## begin ENTRIES SHOWN
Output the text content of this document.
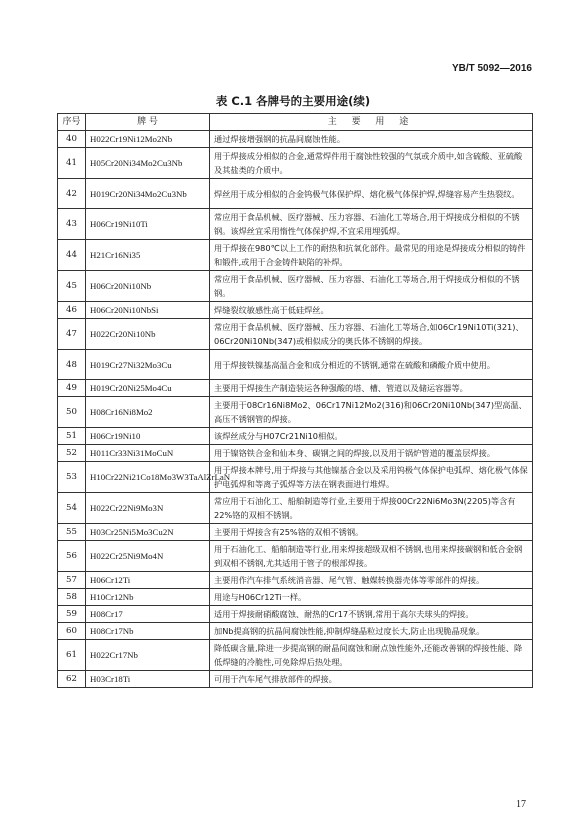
YB/T 5092—2016
表 C.1 各牌号的主要用途(续)
序号	牌 号	主 要 用 途
40	H022Cr19Ni12Mo2Nb	通过焊接增强钢的抗晶间腐蚀性能。
41	H05Cr20Ni34Mo2Cu3Nb	用于焊接成分相似的合金,通常焊件用于腐蚀性较强的气氛或介质中,如含硫酸、亚硫酸及其盐类的介质中。
42	H019Cr20Ni34Mo2Cu3Nb	焊丝用于成分相似的合金钨极气体保护焊、熔化极气体保护焊,焊缝容易产生热裂纹。
43	H06Cr19Ni10Ti	常应用于食品机械、医疗器械、压力容器、石油化工等场合,用于焊接成分相似的不锈钢。该焊丝宜采用惰性气体保护焊,不宜采用埋弧焊。
44	H21Cr16Ni35	用于焊接在980℃以上工作的耐热和抗氧化部件。最常见的用途是焊接成分相似的铸件和锻件,或用于合金铸件缺陷的补焊。
45	H06Cr20Ni10Nb	常应用于食品机械、医疗器械、压力容器、石油化工等场合,用于焊接成分相似的不锈钢。
46	H06Cr20Ni10NbSi	焊缝裂纹敏感性高于低硅焊丝。
47	H022Cr20Ni10Nb	常应用于食品机械、医疗器械、压力容器、石油化工等场合,如06Cr19Ni10Ti(321)、06Cr20Ni10Nb(347)或相似成分的奥氏体不锈钢的焊接。
48	H019Cr27Ni32Mo3Cu	用于焊接铁镍基高温合金和成分相近的不锈钢,通常在硫酸和磷酸介质中使用。
49	H019Cr20Ni25Mo4Cu	主要用于焊接生产制造装运各种强酸的塔、槽、管道以及储运容器等。
50	H08Cr16Ni8Mo2	主要用于08Cr16Ni8Mo2、06Cr17Ni12Mo2(316)和06Cr20Ni10Nb(347)型高温、高压不锈钢管的焊接。
51	H06Cr19Ni10	该焊丝成分与H07Cr21Ni10相似。
52	H011Cr33Ni31MoCuN	用于镍铬铁合金和仙本身、碳钢之间的焊接,以及用于锅炉管道的覆盖层焊接。
53	H10Cr22Ni21Co18Mo3W3TaAlZrLaN	用于焊接本牌号,用于焊接与其他镍基合金以及采用钨极气体保护电弧焊、熔化极气体保护电弧焊和等离子弧焊等方法在钢表面进行堆焊。
54	H022Cr22Ni9Mo3N	常应用于石油化工、船舶制造等行业,主要用于焊接00Cr22Ni6Mo3N(2205)等含有22%铬的双相不锈钢。
55	H03Cr25Ni5Mo3Cu2N	主要用于焊接含有25%铬的双相不锈钢。
56	H022Cr25Ni9Mo4N	用于石油化工、船舶制造等行业,用来焊接超级双相不锈钢,也用来焊接碳钢和低合金钢到双相不锈钢,尤其适用于管子的根部焊接。
57	H06Cr12Ti	主要用作汽车排气系统消音器、尾气管、触媒转换器壳体等零部件的焊接。
58	H10Cr12Nb	用途与H06Cr12Ti一样。
59	H08Cr17	适用于焊接耐硝酸腐蚀、耐热的Cr17不锈钢,常用于高尔夫球头的焊接。
60	H08Cr17Nb	加Nb提高钢的抗晶间腐蚀性能,抑制焊缝晶粒过度长大,防止出现脆晶现象。
61	H022Cr17Nb	降低碳含量,除进一步提高钢的耐晶间腐蚀和耐点蚀性能外,还能改善钢的焊接性能、降低焊缝的冷脆性,可免除焊后热处理。
62	H03Cr18Ti	可用于汽车尾气排放部件的焊接。
17
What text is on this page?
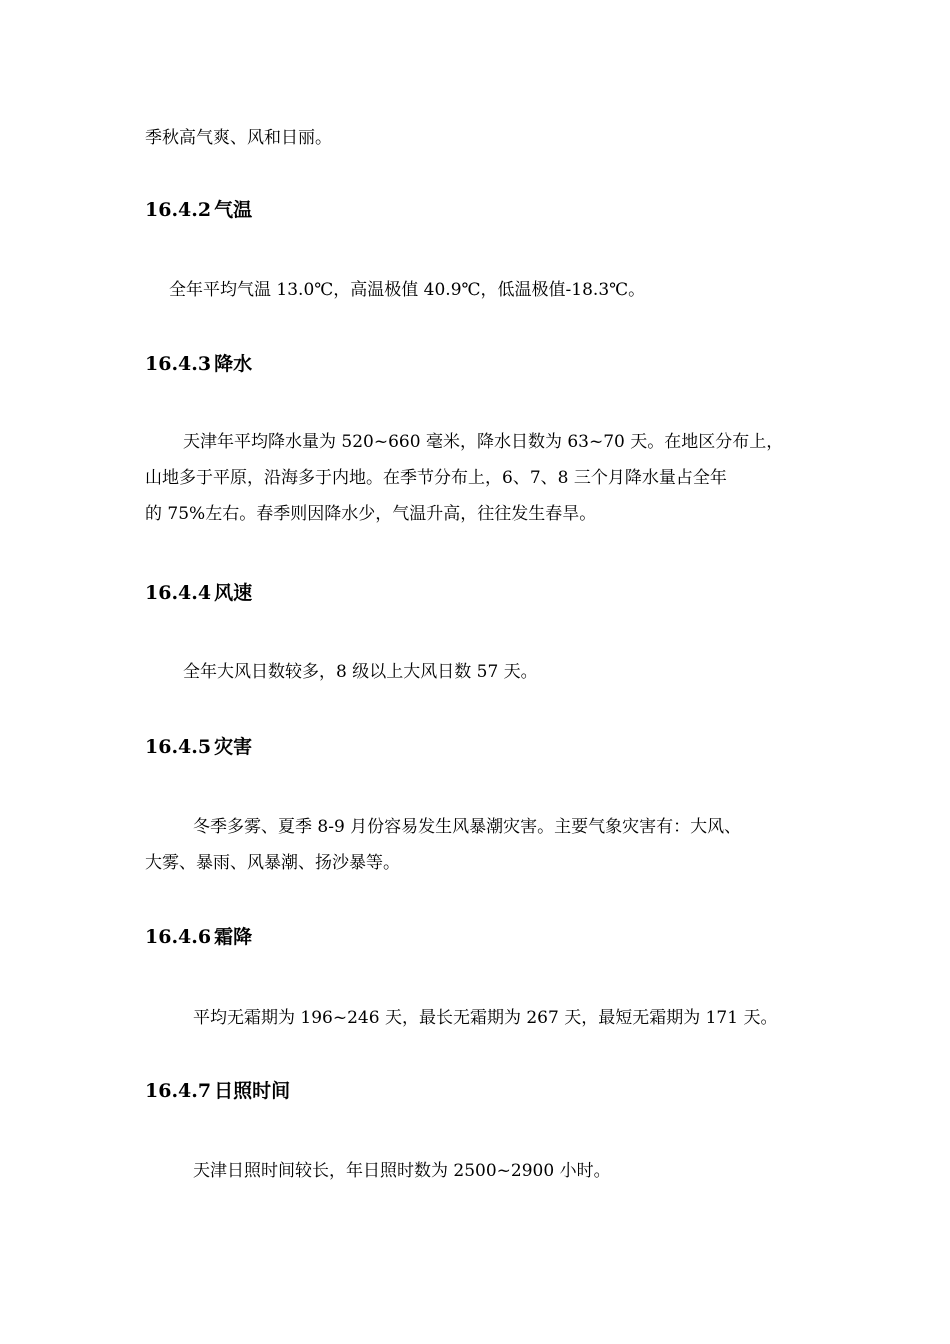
季秋高气爽、风和日丽。
16.4.2 气温
全年平均气温 13.0℃，高温极值 40.9℃，低温极值-18.3℃。
16.4.3 降水
天津年平均降水量为 520~660 毫米，降水日数为 63~70 天。在地区分布上，
山地多于平原，沿海多于内地。在季节分布上，6、7、8 三个月降水量占全年
的 75%左右。春季则因降水少，气温升高，往往发生春旱。
16.4.4 风速
全年大风日数较多，8 级以上大风日数 57 天。
16.4.5 灾害
冬季多雾、夏季 8-9 月份容易发生风暴潮灾害。主要气象灾害有：大风、
大雾、暴雨、风暴潮、扬沙暴等。
16.4.6 霜降
平均无霜期为 196~246 天，最长无霜期为 267 天，最短无霜期为 171 天。
16.4.7 日照时间
天津日照时间较长，年日照时数为 2500~2900 小时。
## end ENTRIES SHOWN
**PROBLEM REQUIREMENTS**
Your task is to repeat exactly the lines from the one containing "What text is on this page?" through the end of the material, both included, and only those, without pictures.

**EXERCISE ANSWER**
What text is on this page?
季秋高气爽、风和日丽。
16.4.2 气温
全年平均气温 13.0℃，高温极值 40.9℃，低温极值-18.3℃。
16.4.3 降水
天津年平均降水量为 520~660 毫米，降水日数为 63~70 天。在地区分布上，
山地多于平原，沿海多于内地。在季节分布上，6、7、8 三个月降水量占全年
的 75%左右。春季则因降水少，气温升高，往往发生春旱。
16.4.4 风速
全年大风日数较多，8 级以上大风日数 57 天。
16.4.5 灾害
冬季多雾、夏季 8-9 月份容易发生风暴潮灾害。主要气象灾害有：大风、
大雾、暴雨、风暴潮、扬沙暴等。
16.4.6 霜降
平均无霜期为 196~246 天，最长无霜期为 267 天，最短无霜期为 171 天。
16.4.7 日照时间
天津日照时间较长，年日照时数为 2500~2900 小时。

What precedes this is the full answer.